:: Work to do ::
Can you put every line of the records below into a JSON list of strings, one string per line, skipping blank lines and leaving out the pictures?

:: Records for processing ::
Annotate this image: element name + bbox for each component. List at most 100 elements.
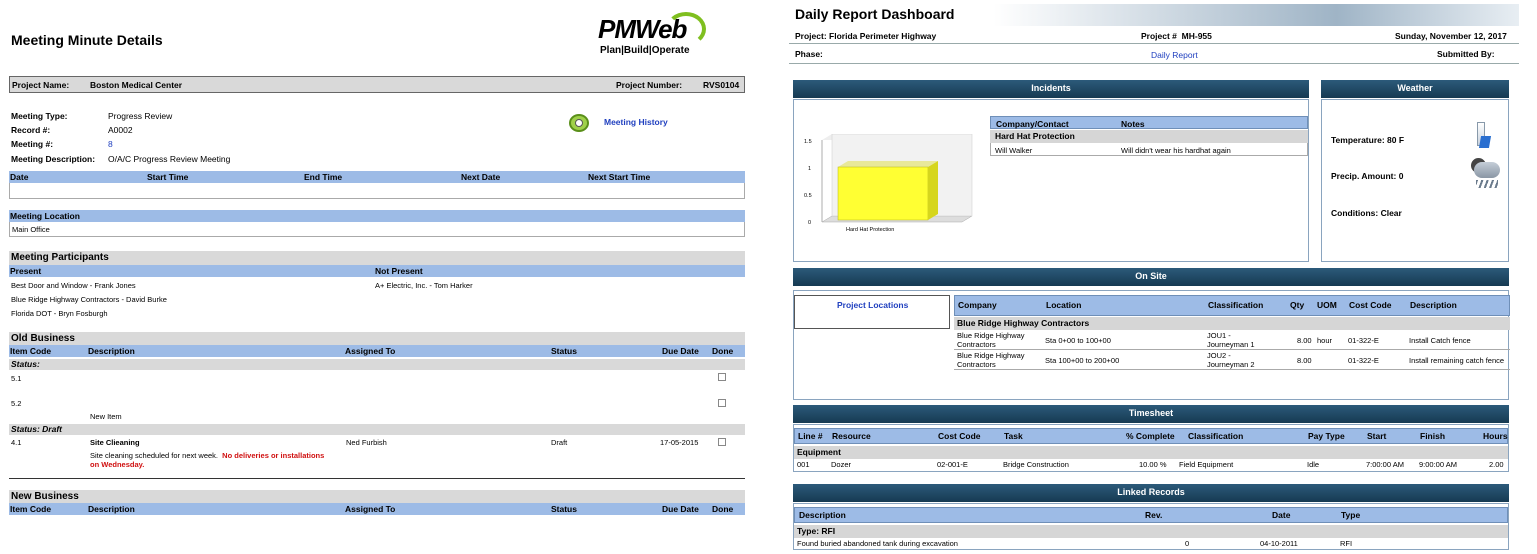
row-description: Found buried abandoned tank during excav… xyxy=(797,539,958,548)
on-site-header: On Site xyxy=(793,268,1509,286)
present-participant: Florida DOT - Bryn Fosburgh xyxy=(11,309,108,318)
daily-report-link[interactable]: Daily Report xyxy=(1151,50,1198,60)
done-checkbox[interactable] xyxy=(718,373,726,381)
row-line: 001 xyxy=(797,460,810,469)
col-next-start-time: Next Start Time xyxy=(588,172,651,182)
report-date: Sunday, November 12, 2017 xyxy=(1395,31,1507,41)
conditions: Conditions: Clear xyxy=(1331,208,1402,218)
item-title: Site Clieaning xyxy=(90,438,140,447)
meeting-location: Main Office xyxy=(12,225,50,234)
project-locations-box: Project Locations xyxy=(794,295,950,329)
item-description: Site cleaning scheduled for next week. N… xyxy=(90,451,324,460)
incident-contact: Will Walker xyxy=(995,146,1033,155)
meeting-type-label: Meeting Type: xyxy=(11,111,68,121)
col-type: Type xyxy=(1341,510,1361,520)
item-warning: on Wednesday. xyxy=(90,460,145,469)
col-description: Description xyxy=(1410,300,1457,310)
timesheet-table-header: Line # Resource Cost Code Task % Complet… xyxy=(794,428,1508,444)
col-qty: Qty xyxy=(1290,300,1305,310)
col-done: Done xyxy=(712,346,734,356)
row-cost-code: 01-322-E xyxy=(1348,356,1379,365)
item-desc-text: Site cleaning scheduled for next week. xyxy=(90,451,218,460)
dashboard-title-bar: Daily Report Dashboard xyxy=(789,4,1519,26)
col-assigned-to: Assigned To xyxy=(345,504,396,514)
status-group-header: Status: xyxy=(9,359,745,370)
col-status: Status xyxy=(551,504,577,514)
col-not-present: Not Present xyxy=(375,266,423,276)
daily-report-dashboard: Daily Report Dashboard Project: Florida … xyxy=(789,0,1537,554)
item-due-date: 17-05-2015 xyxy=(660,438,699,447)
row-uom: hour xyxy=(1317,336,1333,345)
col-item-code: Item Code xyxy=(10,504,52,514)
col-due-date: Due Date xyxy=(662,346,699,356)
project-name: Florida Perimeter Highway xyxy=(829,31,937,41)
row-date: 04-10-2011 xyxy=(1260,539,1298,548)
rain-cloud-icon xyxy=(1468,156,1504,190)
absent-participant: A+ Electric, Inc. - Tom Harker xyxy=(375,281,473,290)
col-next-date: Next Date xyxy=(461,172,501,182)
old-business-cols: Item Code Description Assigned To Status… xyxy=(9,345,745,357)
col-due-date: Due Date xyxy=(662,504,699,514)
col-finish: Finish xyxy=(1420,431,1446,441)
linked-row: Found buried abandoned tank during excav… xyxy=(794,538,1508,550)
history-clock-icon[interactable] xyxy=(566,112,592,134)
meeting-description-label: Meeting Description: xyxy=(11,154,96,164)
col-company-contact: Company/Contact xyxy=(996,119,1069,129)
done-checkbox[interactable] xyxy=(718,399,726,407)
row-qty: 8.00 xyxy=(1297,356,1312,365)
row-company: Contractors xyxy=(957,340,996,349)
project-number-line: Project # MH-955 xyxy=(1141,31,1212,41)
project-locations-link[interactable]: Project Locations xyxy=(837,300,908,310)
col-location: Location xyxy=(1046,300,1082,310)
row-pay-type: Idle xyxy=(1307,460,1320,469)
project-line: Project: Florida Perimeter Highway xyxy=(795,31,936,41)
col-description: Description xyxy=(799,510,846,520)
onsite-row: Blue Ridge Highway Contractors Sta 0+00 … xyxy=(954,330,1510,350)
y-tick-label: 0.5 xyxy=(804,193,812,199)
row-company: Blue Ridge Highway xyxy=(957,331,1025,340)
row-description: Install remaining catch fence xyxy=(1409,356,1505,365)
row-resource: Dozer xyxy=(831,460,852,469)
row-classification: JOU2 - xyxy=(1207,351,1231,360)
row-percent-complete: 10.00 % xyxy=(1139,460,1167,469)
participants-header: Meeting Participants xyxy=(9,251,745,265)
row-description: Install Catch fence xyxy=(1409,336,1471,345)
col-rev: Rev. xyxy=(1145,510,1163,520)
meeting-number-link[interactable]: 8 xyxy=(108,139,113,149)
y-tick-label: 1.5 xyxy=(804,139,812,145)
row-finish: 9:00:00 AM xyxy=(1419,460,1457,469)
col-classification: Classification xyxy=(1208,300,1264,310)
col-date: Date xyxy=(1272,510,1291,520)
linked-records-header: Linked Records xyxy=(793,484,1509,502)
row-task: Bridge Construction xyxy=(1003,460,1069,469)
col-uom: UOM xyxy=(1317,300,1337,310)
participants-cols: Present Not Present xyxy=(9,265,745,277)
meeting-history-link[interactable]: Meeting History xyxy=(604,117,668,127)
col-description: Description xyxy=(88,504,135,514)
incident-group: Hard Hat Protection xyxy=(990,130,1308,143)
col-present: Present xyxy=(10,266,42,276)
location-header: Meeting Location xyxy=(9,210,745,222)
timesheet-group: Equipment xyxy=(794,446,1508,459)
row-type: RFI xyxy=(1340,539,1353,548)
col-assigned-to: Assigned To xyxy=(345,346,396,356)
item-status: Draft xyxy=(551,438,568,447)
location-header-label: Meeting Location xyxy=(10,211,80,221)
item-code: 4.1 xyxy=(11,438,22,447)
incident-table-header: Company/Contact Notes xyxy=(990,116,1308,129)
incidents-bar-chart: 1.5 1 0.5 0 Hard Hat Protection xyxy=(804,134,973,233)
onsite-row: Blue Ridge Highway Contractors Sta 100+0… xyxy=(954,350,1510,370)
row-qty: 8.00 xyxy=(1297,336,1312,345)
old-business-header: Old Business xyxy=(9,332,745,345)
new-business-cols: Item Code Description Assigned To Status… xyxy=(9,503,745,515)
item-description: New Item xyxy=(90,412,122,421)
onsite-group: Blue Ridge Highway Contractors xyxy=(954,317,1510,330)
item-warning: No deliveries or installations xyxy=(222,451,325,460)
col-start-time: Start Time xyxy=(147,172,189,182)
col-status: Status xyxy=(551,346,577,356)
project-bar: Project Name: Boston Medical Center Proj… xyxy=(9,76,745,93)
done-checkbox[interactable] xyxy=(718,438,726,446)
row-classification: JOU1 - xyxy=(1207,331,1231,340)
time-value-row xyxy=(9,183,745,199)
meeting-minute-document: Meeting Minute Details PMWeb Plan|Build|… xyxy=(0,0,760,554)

:: Exercise output ::
[
  "Annotate this image: element name + bbox for each component. List at most 100 elements.",
  "row-description: Found buried abandoned tank during excav… xyxy=(797,539,958,548)",
  "on-site-header: On Site xyxy=(793,268,1509,286)",
  "present-participant: Florida DOT - Bryn Fosburgh xyxy=(11,309,108,318)",
  "daily-report-link[interactable]: Daily Report xyxy=(1151,50,1198,60)",
  "done-checkbox[interactable] xyxy=(718,373,726,381)",
  "row-line: 001 xyxy=(797,460,810,469)",
  "col-next-start-time: Next Start Time xyxy=(588,172,651,182)",
  "report-date: Sunday, November 12, 2017 xyxy=(1395,31,1507,41)",
  "conditions: Conditions: Clear xyxy=(1331,208,1402,218)",
  "item-title: Site Clieaning xyxy=(90,438,140,447)",
  "meeting-location: Main Office xyxy=(12,225,50,234)",
  "project-locations-box: Project Locations xyxy=(794,295,950,329)",
  "item-description: Site cleaning scheduled for next week. N… xyxy=(90,451,324,460)",
  "incident-contact: Will Walker xyxy=(995,146,1033,155)",
  "meeting-type-label: Meeting Type: xyxy=(11,111,68,121)",
  "col-type: Type xyxy=(1341,510,1361,520)",
  "item-warning: on Wednesday. xyxy=(90,460,145,469)",
  "col-description: Description xyxy=(1410,300,1457,310)",
  "timesheet-table-header: Line # Resource Cost Code Task % Complet… xyxy=(794,428,1508,444)",
  "col-qty: Qty xyxy=(1290,300,1305,310)",
  "col-done: Done xyxy=(712,346,734,356)",
  "row-cost-code: 01-322-E xyxy=(1348,356,1379,365)",
  "item-desc-text: Site cleaning scheduled for next week. xyxy=(90,451,218,460)",
  "dashboard-title-bar: Daily Report Dashboard xyxy=(789,4,1519,26)",
  "col-assigned-to: Assigned To xyxy=(345,504,396,514)",
  "status-group-header: Status: xyxy=(9,359,745,370)",
  "col-status: Status xyxy=(551,504,577,514)",
  "col-not-present: Not Present xyxy=(375,266,423,276)",
  "daily-report-dashboard: Daily Report Dashboard Project: Florida … xyxy=(789,0,1537,554)",
  "item-due-date: 17-05-2015 xyxy=(660,438,699,447)",
  "row-uom: hour xyxy=(1317,336,1333,345)",
  "col-item-code: Item Code xyxy=(10,504,52,514)",
  "col-due-date: Due Date xyxy=(662,346,699,356)",
  "project-name: Florida Perimeter Highway xyxy=(829,31,937,41)",
  "row-date: 04-10-2011 xyxy=(1260,539,1298,548)",
  "rain-cloud-icon xyxy=(1468,156,1504,190)",
  "absent-participant: A+ Electric, Inc. - Tom Harker xyxy=(375,281,473,290)",
  "col-next-date: Next Date xyxy=(461,172,501,182)",
  "old-business-cols: Item Code Description Assigned To Status… xyxy=(9,345,745,357)",
  "col-due-date: Due Date xyxy=(662,504,699,514)",
  "col-finish: Finish xyxy=(1420,431,1446,441)",
  "linked-row: Found buried abandoned tank during excav… xyxy=(794,538,1508,550)",
  "history-clock-icon[interactable] xyxy=(566,112,592,134)",
  "meeting-description-label: Meeting Description: xyxy=(11,154,96,164)",
  "col-company-contact: Company/Contact xyxy=(996,119,1069,129)",
  "done-checkbox[interactable] xyxy=(718,399,726,407)",
  "row-qty: 8.00 xyxy=(1297,356,1312,365)",
  "row-company: Contractors xyxy=(957,340,996,349)",
  "project-number-line: Project # MH-955 xyxy=(1141,31,1212,41)",
  "project-locations-link[interactable]: Project Locations xyxy=(837,300,908,310)",
  "col-location: Location xyxy=(1046,300,1082,310)",
  "row-pay-type: Idle xyxy=(1307,460,1320,469)",
  "project-line: Project: Florida Perimeter Highway xyxy=(795,31,936,41)",
  "col-description: Description xyxy=(799,510,846,520)",
  "onsite-row: Blue Ridge Highway Contractors Sta 0+00 … xyxy=(954,330,1510,350)",
  "y-tick-label: 0.5 xyxy=(804,193,812,199)",
  "row-company: Blue Ridge Highway xyxy=(957,331,1025,340)",
  "row-description: Install remaining catch fence xyxy=(1409,356,1505,365)",
  "row-resource: Dozer xyxy=(831,460,852,469)",
  "row-classification: JOU2 - xyxy=(1207,351,1231,360)",
  "row-percent-complete: 10.00 % xyxy=(1139,460,1167,469)",
  "participants-header: Meeting Participants xyxy=(9,251,745,265)",
  "row-description: Install Catch fence xyxy=(1409,336,1471,345)",
  "col-rev: Rev. xyxy=(1145,510,1163,520)",
  "meeting-number-link[interactable]: 8 xyxy=(108,139,113,149)",
  "y-tick-label: 1.5 xyxy=(804,139,812,145)",
  "row-finish: 9:00:00 AM xyxy=(1419,460,1457,469)",
  "col-classification: Classification xyxy=(1208,300,1264,310)",
  "col-date: Date xyxy=(1272,510,1291,520)",
  "linked-records-header: Linked Records xyxy=(793,484,1509,502)",
  "row-task: Bridge Construction xyxy=(1003,460,1069,469)",
  "col-uom: UOM xyxy=(1317,300,1337,310)",
  "participants-cols: Present Not Present xyxy=(9,265,745,277)",
  "meeting-history-link[interactable]: Meeting History xyxy=(604,117,668,127)",
  "col-description: Description xyxy=(88,504,135,514)",
  "incident-group: Hard Hat Protection xyxy=(990,130,1308,143)",
  "col-present: Present xyxy=(10,266,42,276)",
  "location-header: Meeting Location xyxy=(9,210,745,222)",
  "timesheet-group: Equipment xyxy=(794,446,1508,459)",
  "row-type: RFI xyxy=(1340,539,1353,548)",
  "col-assigned-to: Assigned To xyxy=(345,346,396,356)",
  "item-status: Draft xyxy=(551,438,568,447)",
  "location-header-label: Meeting Location xyxy=(10,211,80,221)",
  "item-code: 4.1 xyxy=(11,438,22,447)",
  "incident-table-header: Company/Contact Notes xyxy=(990,116,1308,129)",
  "incidents-bar-chart: 1.5 1 0.5 0 Hard Hat Protection xyxy=(804,134,973,233)",
  "onsite-row: Blue Ridge Highway Contractors Sta 100+0… xyxy=(954,350,1510,370)",
  "row-qty: 8.00 xyxy=(1297,336,1312,345)",
  "old-business-header: Old Business xyxy=(9,332,745,345)",
  "new-business-cols: Item Code Description Assigned To Status… xyxy=(9,503,745,515)",
  "item-description: New Item xyxy=(90,412,122,421)",
  "onsite-group: Blue Ridge Highway Contractors xyxy=(954,317,1510,330)",
  "item-warning: No deliveries or installations xyxy=(222,451,325,460)",
  "col-start-time: Start Time xyxy=(147,172,189,182)",
  "col-status: Status xyxy=(551,346,577,356)",
  "project-bar: Project Name: Boston Medical Center Proj… xyxy=(9,76,745,93)",
  "done-checkbox[interactable] xyxy=(718,438,726,446)",
  "row-classification: JOU1 - xyxy=(1207,331,1231,340)",
  "time-value-row xyxy=(9,183,745,199)",
  "meeting-minute-document: Meeting Minute Details PMWeb Plan|Build|… xyxy=(0,0,760,554)"
]